-- begin --
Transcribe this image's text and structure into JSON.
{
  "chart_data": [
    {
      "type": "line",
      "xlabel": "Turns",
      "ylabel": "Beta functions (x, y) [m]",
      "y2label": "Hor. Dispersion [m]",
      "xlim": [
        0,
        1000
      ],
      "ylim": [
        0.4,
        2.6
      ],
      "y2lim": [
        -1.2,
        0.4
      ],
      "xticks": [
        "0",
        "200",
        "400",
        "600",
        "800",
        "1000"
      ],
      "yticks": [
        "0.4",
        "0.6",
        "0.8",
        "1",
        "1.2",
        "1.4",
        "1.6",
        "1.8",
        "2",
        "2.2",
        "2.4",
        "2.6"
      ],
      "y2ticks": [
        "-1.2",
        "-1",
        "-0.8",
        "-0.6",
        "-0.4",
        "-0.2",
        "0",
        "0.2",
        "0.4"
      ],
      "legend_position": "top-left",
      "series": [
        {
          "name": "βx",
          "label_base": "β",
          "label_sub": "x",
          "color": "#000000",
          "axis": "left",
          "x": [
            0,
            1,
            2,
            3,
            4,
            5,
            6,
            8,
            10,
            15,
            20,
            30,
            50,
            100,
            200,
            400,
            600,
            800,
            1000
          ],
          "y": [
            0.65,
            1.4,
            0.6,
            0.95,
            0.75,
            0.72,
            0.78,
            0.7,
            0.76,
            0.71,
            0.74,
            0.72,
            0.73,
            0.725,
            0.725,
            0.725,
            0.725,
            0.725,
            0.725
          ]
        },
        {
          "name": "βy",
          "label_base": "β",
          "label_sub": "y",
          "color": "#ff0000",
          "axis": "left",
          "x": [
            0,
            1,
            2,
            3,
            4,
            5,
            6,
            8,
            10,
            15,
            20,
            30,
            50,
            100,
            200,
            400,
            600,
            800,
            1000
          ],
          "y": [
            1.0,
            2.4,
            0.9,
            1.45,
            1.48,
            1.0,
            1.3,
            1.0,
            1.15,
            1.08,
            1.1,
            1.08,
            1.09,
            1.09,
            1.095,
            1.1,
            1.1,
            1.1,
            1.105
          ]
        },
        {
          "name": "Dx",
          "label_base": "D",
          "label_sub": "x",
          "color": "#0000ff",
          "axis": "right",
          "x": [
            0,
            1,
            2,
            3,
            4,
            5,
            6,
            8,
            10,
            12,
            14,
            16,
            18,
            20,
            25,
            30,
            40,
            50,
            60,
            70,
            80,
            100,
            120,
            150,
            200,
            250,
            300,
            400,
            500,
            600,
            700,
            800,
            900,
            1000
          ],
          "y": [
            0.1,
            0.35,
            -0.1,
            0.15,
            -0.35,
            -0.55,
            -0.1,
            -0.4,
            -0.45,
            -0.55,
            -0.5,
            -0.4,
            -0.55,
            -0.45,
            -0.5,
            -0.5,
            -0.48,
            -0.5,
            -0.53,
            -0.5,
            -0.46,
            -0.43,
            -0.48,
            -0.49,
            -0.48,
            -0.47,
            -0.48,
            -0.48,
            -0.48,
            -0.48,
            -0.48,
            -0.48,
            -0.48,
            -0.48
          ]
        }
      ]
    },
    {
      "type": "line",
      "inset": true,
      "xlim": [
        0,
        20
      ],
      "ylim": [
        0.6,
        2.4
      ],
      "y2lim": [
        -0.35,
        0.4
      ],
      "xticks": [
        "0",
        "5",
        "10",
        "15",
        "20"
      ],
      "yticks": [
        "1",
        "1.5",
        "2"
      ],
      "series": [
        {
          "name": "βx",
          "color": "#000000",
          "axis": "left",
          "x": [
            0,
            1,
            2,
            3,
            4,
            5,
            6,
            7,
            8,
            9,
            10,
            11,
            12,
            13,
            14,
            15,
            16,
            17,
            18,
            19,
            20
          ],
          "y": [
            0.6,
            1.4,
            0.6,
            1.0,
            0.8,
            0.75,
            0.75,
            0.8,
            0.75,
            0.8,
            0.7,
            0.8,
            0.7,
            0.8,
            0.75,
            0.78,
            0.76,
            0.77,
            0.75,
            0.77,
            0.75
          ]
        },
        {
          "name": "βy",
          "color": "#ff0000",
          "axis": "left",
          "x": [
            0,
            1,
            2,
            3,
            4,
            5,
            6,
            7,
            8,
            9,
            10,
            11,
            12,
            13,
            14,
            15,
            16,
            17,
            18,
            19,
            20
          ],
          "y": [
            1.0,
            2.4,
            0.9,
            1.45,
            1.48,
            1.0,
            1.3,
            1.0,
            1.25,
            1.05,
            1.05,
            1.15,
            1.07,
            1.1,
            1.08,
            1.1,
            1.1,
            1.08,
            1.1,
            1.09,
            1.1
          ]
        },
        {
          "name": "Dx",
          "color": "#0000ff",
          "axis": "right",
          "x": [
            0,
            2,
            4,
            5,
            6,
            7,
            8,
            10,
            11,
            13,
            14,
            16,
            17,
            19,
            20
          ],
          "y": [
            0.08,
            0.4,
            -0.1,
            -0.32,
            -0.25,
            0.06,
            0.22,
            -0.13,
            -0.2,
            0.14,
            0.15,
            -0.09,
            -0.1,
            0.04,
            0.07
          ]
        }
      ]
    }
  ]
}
-- end --
Copy all of the data exactly.

• [CORRECT ANSWER]
Transcribe this image's text and structure into JSON.
{
  "chart_data": [
    {
      "type": "line",
      "xlabel": "Turns",
      "ylabel": "Beta functions (x, y) [m]",
      "y2label": "Hor. Dispersion [m]",
      "xlim": [
        0,
        1000
      ],
      "ylim": [
        0.4,
        2.6
      ],
      "y2lim": [
        -1.2,
        0.4
      ],
      "xticks": [
        "0",
        "200",
        "400",
        "600",
        "800",
        "1000"
      ],
      "yticks": [
        "0.4",
        "0.6",
        "0.8",
        "1",
        "1.2",
        "1.4",
        "1.6",
        "1.8",
        "2",
        "2.2",
        "2.4",
        "2.6"
      ],
      "y2ticks": [
        "-1.2",
        "-1",
        "-0.8",
        "-0.6",
        "-0.4",
        "-0.2",
        "0",
        "0.2",
        "0.4"
      ],
      "legend_position": "top-left",
      "series": [
        {
          "name": "βx",
          "label_base": "β",
          "label_sub": "x",
          "color": "#000000",
          "axis": "left",
          "x": [
            0,
            1,
            2,
            3,
            4,
            5,
            6,
            8,
            10,
            15,
            20,
            30,
            50,
            100,
            200,
            400,
            600,
            800,
            1000
          ],
          "y": [
            0.65,
            1.4,
            0.6,
            0.95,
            0.75,
            0.72,
            0.78,
            0.7,
            0.76,
            0.71,
            0.74,
            0.72,
            0.73,
            0.725,
            0.725,
            0.725,
            0.725,
            0.725,
            0.725
          ]
        },
        {
          "name": "βy",
          "label_base": "β",
          "label_sub": "y",
          "color": "#ff0000",
          "axis": "left",
          "x": [
            0,
            1,
            2,
            3,
            4,
            5,
            6,
            8,
            10,
            15,
            20,
            30,
            50,
            100,
            200,
            400,
            600,
            800,
            1000
          ],
          "y": [
            1.0,
            2.4,
            0.9,
            1.45,
            1.48,
            1.0,
            1.3,
            1.0,
            1.15,
            1.08,
            1.1,
            1.08,
            1.09,
            1.09,
            1.095,
            1.1,
            1.1,
            1.1,
            1.105
          ]
        },
        {
          "name": "Dx",
          "label_base": "D",
          "label_sub": "x",
          "color": "#0000ff",
          "axis": "right",
          "x": [
            0,
            1,
            2,
            3,
            4,
            5,
            6,
            8,
            10,
            12,
            14,
            16,
            18,
            20,
            25,
            30,
            40,
            50,
            60,
            70,
            80,
            100,
            120,
            150,
            200,
            250,
            300,
            400,
            500,
            600,
            700,
            800,
            900,
            1000
          ],
          "y": [
            0.1,
            0.35,
            -0.1,
            0.15,
            -0.35,
            -0.55,
            -0.1,
            -0.4,
            -0.45,
            -0.55,
            -0.5,
            -0.4,
            -0.55,
            -0.45,
            -0.5,
            -0.5,
            -0.48,
            -0.5,
            -0.53,
            -0.5,
            -0.46,
            -0.43,
            -0.48,
            -0.49,
            -0.48,
            -0.47,
            -0.48,
            -0.48,
            -0.48,
            -0.48,
            -0.48,
            -0.48,
            -0.48,
            -0.48
          ]
        }
      ]
    },
    {
      "type": "line",
      "inset": true,
      "xlim": [
        0,
        20
      ],
      "ylim": [
        0.6,
        2.4
      ],
      "y2lim": [
        -0.35,
        0.4
      ],
      "xticks": [
        "0",
        "5",
        "10",
        "15",
        "20"
      ],
      "yticks": [
        "1",
        "1.5",
        "2"
      ],
      "series": [
        {
          "name": "βx",
          "color": "#000000",
          "axis": "left",
          "x": [
            0,
            1,
            2,
            3,
            4,
            5,
            6,
            7,
            8,
            9,
            10,
            11,
            12,
            13,
            14,
            15,
            16,
            17,
            18,
            19,
            20
          ],
          "y": [
            0.6,
            1.4,
            0.6,
            1.0,
            0.8,
            0.75,
            0.75,
            0.8,
            0.75,
            0.8,
            0.7,
            0.8,
            0.7,
            0.8,
            0.75,
            0.78,
            0.76,
            0.77,
            0.75,
            0.77,
            0.75
          ]
        },
        {
          "name": "βy",
          "color": "#ff0000",
          "axis": "left",
          "x": [
            0,
            1,
            2,
            3,
            4,
            5,
            6,
            7,
            8,
            9,
            10,
            11,
            12,
            13,
            14,
            15,
            16,
            17,
            18,
            19,
            20
          ],
          "y": [
            1.0,
            2.4,
            0.9,
            1.45,
            1.48,
            1.0,
            1.3,
            1.0,
            1.25,
            1.05,
            1.05,
            1.15,
            1.07,
            1.1,
            1.08,
            1.1,
            1.1,
            1.08,
            1.1,
            1.09,
            1.1
          ]
        },
        {
          "name": "Dx",
          "color": "#0000ff",
          "axis": "right",
          "x": [
            0,
            2,
            4,
            5,
            6,
            7,
            8,
            10,
            11,
            13,
            14,
            16,
            17,
            19,
            20
          ],
          "y": [
            0.08,
            0.4,
            -0.1,
            -0.32,
            -0.25,
            0.06,
            0.22,
            -0.13,
            -0.2,
            0.14,
            0.15,
            -0.09,
            -0.1,
            0.04,
            0.07
          ]
        }
      ]
    }
  ]
}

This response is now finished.